What is needed → Copy the records from the start through the line containing "gain-category-label: 中无人机 bbox=[525, 1161, 614, 1186]", swapping in "cell-sector" wherever "cell-subindustry" appears and leaving everything else unchanged.

Information provided →
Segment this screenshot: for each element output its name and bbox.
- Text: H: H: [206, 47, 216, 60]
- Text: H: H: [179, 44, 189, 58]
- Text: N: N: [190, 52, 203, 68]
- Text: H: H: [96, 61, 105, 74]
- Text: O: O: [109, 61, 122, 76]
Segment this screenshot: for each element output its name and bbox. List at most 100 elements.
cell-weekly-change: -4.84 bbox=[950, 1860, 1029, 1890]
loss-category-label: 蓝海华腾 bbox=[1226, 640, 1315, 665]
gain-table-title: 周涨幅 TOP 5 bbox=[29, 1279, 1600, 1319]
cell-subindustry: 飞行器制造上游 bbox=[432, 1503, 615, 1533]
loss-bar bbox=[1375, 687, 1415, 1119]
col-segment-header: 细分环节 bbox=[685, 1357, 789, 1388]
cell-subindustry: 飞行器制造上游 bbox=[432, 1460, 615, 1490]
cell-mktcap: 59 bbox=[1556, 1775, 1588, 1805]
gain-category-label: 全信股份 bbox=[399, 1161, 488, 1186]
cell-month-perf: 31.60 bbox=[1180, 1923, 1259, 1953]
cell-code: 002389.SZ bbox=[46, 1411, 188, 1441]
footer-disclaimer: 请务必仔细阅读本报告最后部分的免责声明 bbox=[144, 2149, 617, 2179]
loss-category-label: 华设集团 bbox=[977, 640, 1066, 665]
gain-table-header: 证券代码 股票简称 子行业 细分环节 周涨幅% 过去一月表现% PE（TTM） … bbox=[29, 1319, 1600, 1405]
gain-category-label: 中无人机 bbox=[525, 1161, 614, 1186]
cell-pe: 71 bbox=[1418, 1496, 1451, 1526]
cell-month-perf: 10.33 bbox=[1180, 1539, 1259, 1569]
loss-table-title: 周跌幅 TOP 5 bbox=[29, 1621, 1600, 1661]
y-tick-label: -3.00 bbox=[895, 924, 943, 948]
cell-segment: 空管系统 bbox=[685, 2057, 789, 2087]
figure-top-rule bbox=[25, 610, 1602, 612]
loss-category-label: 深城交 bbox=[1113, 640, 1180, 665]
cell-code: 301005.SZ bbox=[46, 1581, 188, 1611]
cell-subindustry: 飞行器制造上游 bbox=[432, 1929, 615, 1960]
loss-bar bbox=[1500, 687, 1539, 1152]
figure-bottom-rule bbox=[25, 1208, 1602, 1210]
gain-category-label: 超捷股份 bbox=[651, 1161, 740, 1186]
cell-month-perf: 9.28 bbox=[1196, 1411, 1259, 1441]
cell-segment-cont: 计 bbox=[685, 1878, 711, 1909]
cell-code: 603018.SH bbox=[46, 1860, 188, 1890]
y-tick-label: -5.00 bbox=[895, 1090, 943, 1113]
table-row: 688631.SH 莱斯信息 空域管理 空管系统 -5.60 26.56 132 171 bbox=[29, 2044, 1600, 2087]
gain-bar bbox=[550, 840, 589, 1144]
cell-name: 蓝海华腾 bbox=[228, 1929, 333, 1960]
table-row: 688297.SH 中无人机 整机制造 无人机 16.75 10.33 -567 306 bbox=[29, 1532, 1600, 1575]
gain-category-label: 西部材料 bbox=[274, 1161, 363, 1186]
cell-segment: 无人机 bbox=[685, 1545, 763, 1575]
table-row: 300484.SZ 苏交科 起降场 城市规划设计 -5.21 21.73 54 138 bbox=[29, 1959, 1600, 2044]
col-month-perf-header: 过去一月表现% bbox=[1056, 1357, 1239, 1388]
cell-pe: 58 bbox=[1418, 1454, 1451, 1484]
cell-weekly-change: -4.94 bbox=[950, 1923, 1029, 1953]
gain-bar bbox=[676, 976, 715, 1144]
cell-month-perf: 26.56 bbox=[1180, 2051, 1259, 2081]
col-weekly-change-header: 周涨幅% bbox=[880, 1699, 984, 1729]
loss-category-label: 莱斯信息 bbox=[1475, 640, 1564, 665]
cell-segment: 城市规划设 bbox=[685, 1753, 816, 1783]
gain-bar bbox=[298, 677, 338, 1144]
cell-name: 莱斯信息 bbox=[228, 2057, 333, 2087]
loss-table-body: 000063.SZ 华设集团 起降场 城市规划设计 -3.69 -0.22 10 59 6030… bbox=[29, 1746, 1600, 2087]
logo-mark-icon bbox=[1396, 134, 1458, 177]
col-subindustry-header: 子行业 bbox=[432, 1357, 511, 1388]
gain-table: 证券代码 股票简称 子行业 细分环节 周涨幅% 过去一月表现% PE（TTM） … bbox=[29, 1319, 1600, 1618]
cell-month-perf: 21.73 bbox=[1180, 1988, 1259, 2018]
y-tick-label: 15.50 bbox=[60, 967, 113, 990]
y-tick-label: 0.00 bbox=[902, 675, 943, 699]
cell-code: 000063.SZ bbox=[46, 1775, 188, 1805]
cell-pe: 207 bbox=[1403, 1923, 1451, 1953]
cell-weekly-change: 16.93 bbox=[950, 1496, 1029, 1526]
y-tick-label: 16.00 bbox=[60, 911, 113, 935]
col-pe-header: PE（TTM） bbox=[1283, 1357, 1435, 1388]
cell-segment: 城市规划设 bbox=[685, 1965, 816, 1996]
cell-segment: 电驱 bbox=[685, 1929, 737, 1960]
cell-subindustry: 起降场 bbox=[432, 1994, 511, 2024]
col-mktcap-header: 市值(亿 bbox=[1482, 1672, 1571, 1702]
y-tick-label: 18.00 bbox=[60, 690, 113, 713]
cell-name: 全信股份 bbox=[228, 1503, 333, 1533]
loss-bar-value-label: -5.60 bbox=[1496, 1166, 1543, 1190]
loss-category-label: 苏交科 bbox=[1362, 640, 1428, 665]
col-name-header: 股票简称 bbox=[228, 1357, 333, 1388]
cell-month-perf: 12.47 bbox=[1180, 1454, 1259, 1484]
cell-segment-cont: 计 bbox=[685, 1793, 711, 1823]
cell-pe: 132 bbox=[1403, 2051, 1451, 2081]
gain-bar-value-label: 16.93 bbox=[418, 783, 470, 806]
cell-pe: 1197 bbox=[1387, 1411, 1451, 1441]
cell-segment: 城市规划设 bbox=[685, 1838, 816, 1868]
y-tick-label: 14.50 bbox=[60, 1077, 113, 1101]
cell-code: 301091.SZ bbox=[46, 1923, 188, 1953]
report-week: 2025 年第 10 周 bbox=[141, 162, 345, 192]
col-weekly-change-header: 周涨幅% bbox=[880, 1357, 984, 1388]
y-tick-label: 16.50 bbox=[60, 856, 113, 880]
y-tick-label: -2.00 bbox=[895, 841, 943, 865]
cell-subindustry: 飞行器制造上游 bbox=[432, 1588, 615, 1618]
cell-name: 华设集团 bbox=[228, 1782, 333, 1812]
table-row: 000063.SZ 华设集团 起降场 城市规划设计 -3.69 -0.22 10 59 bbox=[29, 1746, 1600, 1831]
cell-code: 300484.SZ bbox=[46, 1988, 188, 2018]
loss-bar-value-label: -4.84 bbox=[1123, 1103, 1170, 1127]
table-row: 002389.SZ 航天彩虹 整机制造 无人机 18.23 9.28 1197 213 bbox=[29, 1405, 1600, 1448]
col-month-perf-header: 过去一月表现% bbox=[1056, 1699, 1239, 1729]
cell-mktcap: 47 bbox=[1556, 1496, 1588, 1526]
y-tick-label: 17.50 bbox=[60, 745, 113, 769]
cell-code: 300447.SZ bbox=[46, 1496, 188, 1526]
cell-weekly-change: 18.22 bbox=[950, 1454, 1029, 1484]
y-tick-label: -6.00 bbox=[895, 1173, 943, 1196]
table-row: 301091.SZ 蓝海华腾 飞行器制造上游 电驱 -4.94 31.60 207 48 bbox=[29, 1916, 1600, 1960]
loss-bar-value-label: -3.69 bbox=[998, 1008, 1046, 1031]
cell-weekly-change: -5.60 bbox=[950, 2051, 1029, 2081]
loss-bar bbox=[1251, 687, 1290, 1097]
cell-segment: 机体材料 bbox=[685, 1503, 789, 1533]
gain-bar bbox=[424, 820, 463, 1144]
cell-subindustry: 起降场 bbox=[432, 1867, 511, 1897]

Full response →
Segment this screenshot: for each element output its name and bbox.
- Text: H: H: [206, 47, 216, 60]
- Text: H: H: [179, 44, 189, 58]
- Text: N: N: [190, 52, 203, 68]
- Text: H: H: [96, 61, 105, 74]
- Text: O: O: [109, 61, 122, 76]
Segment this screenshot: for each element output its name and bbox. List at most 100 elements.
cell-weekly-change: -4.84 bbox=[950, 1860, 1029, 1890]
loss-category-label: 蓝海华腾 bbox=[1226, 640, 1315, 665]
gain-table-title: 周涨幅 TOP 5 bbox=[29, 1279, 1600, 1319]
cell-sector: 飞行器制造上游 bbox=[432, 1503, 615, 1533]
loss-bar bbox=[1375, 687, 1415, 1119]
col-segment-header: 细分环节 bbox=[685, 1357, 789, 1388]
cell-sector: 飞行器制造上游 bbox=[432, 1460, 615, 1490]
cell-mktcap: 59 bbox=[1556, 1775, 1588, 1805]
gain-category-label: 全信股份 bbox=[399, 1161, 488, 1186]
cell-month-perf: 31.60 bbox=[1180, 1923, 1259, 1953]
cell-code: 002389.SZ bbox=[46, 1411, 188, 1441]
footer-disclaimer: 请务必仔细阅读本报告最后部分的免责声明 bbox=[144, 2149, 617, 2179]
loss-category-label: 华设集团 bbox=[977, 640, 1066, 665]
gain-table-header: 证券代码 股票简称 子行业 细分环节 周涨幅% 过去一月表现% PE（TTM） … bbox=[29, 1319, 1600, 1405]
gain-category-label: 中无人机 bbox=[525, 1161, 614, 1186]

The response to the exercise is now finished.